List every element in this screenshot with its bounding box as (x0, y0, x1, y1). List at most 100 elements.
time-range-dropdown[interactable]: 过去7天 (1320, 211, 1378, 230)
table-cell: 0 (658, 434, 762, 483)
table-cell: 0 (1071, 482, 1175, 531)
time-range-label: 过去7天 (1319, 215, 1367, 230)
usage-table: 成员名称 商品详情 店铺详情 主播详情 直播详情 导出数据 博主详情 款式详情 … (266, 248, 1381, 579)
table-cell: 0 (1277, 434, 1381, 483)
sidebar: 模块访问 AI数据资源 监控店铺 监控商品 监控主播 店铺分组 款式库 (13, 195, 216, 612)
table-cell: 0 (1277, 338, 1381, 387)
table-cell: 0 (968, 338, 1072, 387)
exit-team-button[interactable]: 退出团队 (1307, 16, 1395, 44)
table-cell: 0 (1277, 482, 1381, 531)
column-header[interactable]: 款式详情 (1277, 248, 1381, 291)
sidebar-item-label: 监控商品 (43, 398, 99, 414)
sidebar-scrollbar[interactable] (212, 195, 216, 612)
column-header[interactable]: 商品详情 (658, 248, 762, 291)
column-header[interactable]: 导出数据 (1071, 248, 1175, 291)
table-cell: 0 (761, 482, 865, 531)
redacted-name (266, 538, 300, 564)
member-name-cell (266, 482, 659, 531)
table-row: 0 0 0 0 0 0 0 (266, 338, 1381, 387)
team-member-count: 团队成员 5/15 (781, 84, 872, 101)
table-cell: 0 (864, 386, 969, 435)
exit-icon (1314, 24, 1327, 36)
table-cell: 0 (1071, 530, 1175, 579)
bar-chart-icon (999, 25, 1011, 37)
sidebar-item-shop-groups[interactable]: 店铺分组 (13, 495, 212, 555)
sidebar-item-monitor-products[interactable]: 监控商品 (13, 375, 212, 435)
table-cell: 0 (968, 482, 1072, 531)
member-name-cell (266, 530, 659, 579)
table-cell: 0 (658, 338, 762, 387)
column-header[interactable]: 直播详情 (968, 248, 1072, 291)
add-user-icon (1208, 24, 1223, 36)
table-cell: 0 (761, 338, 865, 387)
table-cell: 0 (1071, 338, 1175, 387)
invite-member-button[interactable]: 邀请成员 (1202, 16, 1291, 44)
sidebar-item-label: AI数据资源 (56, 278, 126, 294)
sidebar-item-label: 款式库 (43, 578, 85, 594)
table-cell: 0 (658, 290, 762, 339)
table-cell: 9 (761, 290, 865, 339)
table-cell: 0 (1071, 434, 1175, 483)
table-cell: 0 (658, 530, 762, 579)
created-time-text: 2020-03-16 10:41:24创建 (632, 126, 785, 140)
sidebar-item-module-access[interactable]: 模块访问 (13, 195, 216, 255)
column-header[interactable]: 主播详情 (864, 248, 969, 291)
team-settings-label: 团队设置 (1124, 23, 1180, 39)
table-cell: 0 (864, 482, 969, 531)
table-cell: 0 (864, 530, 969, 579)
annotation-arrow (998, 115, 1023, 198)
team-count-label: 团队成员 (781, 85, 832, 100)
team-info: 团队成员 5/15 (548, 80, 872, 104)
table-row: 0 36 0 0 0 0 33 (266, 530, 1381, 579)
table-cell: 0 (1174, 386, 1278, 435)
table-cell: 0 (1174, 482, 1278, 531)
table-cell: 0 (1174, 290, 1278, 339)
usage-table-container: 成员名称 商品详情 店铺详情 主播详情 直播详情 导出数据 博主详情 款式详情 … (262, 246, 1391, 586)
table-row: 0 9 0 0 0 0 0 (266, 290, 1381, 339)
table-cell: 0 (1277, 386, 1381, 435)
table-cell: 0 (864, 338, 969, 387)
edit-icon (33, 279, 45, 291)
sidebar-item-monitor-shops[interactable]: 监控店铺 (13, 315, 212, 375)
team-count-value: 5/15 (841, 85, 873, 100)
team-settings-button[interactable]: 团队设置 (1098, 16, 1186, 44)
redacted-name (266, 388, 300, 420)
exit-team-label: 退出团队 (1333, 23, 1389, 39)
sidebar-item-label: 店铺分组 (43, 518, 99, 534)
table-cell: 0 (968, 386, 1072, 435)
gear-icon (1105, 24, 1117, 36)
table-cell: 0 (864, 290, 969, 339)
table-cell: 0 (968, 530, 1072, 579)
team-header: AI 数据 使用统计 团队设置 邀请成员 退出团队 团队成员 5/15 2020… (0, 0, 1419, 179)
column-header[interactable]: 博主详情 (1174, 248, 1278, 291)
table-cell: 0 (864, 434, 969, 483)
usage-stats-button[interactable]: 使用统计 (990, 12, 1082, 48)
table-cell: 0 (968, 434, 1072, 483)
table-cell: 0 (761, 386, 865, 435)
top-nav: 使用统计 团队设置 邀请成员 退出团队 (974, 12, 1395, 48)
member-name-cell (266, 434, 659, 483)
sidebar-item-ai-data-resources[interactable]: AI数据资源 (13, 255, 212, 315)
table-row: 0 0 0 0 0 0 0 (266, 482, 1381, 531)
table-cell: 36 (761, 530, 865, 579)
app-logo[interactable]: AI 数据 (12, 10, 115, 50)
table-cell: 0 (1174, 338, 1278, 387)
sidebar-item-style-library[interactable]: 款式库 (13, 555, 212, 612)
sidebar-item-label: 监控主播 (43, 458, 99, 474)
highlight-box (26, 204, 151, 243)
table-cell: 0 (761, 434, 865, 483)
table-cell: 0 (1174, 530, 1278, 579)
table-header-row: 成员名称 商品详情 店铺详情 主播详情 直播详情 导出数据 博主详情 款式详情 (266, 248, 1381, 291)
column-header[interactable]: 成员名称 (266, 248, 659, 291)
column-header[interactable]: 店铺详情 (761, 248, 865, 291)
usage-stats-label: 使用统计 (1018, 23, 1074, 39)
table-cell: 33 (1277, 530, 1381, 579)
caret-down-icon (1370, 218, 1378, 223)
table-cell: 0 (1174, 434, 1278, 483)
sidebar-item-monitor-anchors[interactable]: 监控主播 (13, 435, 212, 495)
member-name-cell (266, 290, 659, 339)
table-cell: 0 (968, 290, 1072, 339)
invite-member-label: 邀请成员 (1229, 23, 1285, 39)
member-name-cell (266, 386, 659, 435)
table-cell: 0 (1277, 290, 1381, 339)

-=-=-=-=-

### EXERCISE OBJECTIVE:
Rewrite the items above as a single numbered list, leaving out any blank lines.

### RESULT:
1. List every element in this screenshot with its bounding box as (x0, y0, x1, y1). List at most 100 elements.
2. time-range-dropdown[interactable]: 过去7天 (1320, 211, 1378, 230)
3. table-cell: 0 (658, 434, 762, 483)
4. table-cell: 0 (1071, 482, 1175, 531)
5. time-range-label: 过去7天 (1319, 215, 1367, 230)
6. usage-table: 成员名称 商品详情 店铺详情 主播详情 直播详情 导出数据 博主详情 款式详情 … (266, 248, 1381, 579)
7. table-cell: 0 (1277, 434, 1381, 483)
8. sidebar: 模块访问 AI数据资源 监控店铺 监控商品 监控主播 店铺分组 款式库 (13, 195, 216, 612)
9. table-cell: 0 (1277, 338, 1381, 387)
10. table-cell: 0 (968, 338, 1072, 387)
11. exit-team-button[interactable]: 退出团队 (1307, 16, 1395, 44)
12. table-cell: 0 (1277, 482, 1381, 531)
13. column-header[interactable]: 款式详情 (1277, 248, 1381, 291)
14. sidebar-item-label: 监控商品 (43, 398, 99, 414)
15. sidebar-scrollbar[interactable] (212, 195, 216, 612)
16. column-header[interactable]: 商品详情 (658, 248, 762, 291)
17. column-header[interactable]: 导出数据 (1071, 248, 1175, 291)
18. table-cell: 0 (761, 482, 865, 531)
19. redacted-name (266, 538, 300, 564)
20. member-name-cell (266, 482, 659, 531)
21. table-row: 0 0 0 0 0 0 0 (266, 338, 1381, 387)
22. team-member-count: 团队成员 5/15 (781, 84, 872, 101)
23. table-cell: 0 (864, 386, 969, 435)
24. exit-icon (1314, 24, 1327, 36)
25. table-cell: 0 (1071, 530, 1175, 579)
26. bar-chart-icon (999, 25, 1011, 37)
27. sidebar-item-shop-groups[interactable]: 店铺分组 (13, 495, 212, 555)
28. sidebar-item-monitor-products[interactable]: 监控商品 (13, 375, 212, 435)
29. table-cell: 0 (968, 482, 1072, 531)
30. member-name-cell (266, 530, 659, 579)
31. table-cell: 0 (658, 338, 762, 387)
32. column-header[interactable]: 直播详情 (968, 248, 1072, 291)
33. add-user-icon (1208, 24, 1223, 36)
34. table-cell: 0 (761, 338, 865, 387)
35. table-cell: 0 (1071, 338, 1175, 387)
36. invite-member-button[interactable]: 邀请成员 (1202, 16, 1291, 44)
37. sidebar-item-label: AI数据资源 (56, 278, 126, 294)
38. sidebar-item-label: 款式库 (43, 578, 85, 594)
39. table-cell: 0 (658, 290, 762, 339)
40. table-cell: 9 (761, 290, 865, 339)
41. table-cell: 0 (1071, 434, 1175, 483)
42. table-cell: 0 (658, 530, 762, 579)
43. created-time-text: 2020-03-16 10:41:24创建 (632, 126, 785, 140)
44. sidebar-item-module-access[interactable]: 模块访问 (13, 195, 216, 255)
45. column-header[interactable]: 主播详情 (864, 248, 969, 291)
46. team-settings-label: 团队设置 (1124, 23, 1180, 39)
47. table-cell: 0 (864, 482, 969, 531)
48. table-cell: 0 (864, 530, 969, 579)
49. annotation-arrow (998, 115, 1023, 198)
50. team-count-label: 团队成员 (781, 85, 832, 100)
51. team-info: 团队成员 5/15 (548, 80, 872, 104)
52. table-row: 0 36 0 0 0 0 33 (266, 530, 1381, 579)
53. table-cell: 0 (1174, 386, 1278, 435)
54. table-cell: 0 (1174, 482, 1278, 531)
55. table-cell: 0 (1174, 290, 1278, 339)
56. usage-table-container: 成员名称 商品详情 店铺详情 主播详情 直播详情 导出数据 博主详情 款式详情 … (262, 246, 1391, 586)
57. table-row: 0 9 0 0 0 0 0 (266, 290, 1381, 339)
58. table-cell: 0 (1277, 386, 1381, 435)
59. table-cell: 0 (864, 338, 969, 387)
60. edit-icon (33, 279, 45, 291)
61. sidebar-item-monitor-shops[interactable]: 监控店铺 (13, 315, 212, 375)
62. team-count-value: 5/15 (841, 85, 873, 100)
63. team-settings-button[interactable]: 团队设置 (1098, 16, 1186, 44)
64. redacted-name (266, 388, 300, 420)
65. exit-team-label: 退出团队 (1333, 23, 1389, 39)
66. sidebar-item-label: 店铺分组 (43, 518, 99, 534)
67. table-cell: 0 (968, 386, 1072, 435)
68. gear-icon (1105, 24, 1117, 36)
69. table-cell: 0 (864, 290, 969, 339)
70. table-cell: 0 (968, 530, 1072, 579)
71. team-header: AI 数据 使用统计 团队设置 邀请成员 退出团队 团队成员 5/15 2020… (0, 0, 1419, 179)
72. column-header[interactable]: 博主详情 (1174, 248, 1278, 291)
73. table-cell: 0 (864, 434, 969, 483)
74. usage-stats-button[interactable]: 使用统计 (990, 12, 1082, 48)
75. table-cell: 0 (968, 434, 1072, 483)
76. table-cell: 0 (761, 386, 865, 435)
77. top-nav: 使用统计 团队设置 邀请成员 退出团队 (974, 12, 1395, 48)
78. member-name-cell (266, 434, 659, 483)
79. sidebar-item-ai-data-resources[interactable]: AI数据资源 (13, 255, 212, 315)
80. table-row: 0 0 0 0 0 0 0 (266, 482, 1381, 531)
81. table-cell: 36 (761, 530, 865, 579)
82. app-logo[interactable]: AI 数据 (12, 10, 115, 50)
83. table-cell: 0 (1174, 338, 1278, 387)
84. sidebar-item-style-library[interactable]: 款式库 (13, 555, 212, 612)
85. sidebar-item-label: 监控主播 (43, 458, 99, 474)
86. highlight-box (26, 204, 151, 243)
87. table-cell: 0 (761, 434, 865, 483)
88. table-cell: 0 (1174, 530, 1278, 579)
89. table-header-row: 成员名称 商品详情 店铺详情 主播详情 直播详情 导出数据 博主详情 款式详情 (266, 248, 1381, 291)
90. column-header[interactable]: 成员名称 (266, 248, 659, 291)
91. column-header[interactable]: 店铺详情 (761, 248, 865, 291)
92. usage-stats-label: 使用统计 (1018, 23, 1074, 39)
93. table-cell: 33 (1277, 530, 1381, 579)
94. caret-down-icon (1370, 218, 1378, 223)
95. table-cell: 0 (1174, 434, 1278, 483)
96. sidebar-item-monitor-anchors[interactable]: 监控主播 (13, 435, 212, 495)
97. member-name-cell (266, 290, 659, 339)
98. table-cell: 0 (968, 290, 1072, 339)
99. invite-member-label: 邀请成员 (1229, 23, 1285, 39)
100. member-name-cell (266, 386, 659, 435)
101. table-cell: 0 (1277, 290, 1381, 339)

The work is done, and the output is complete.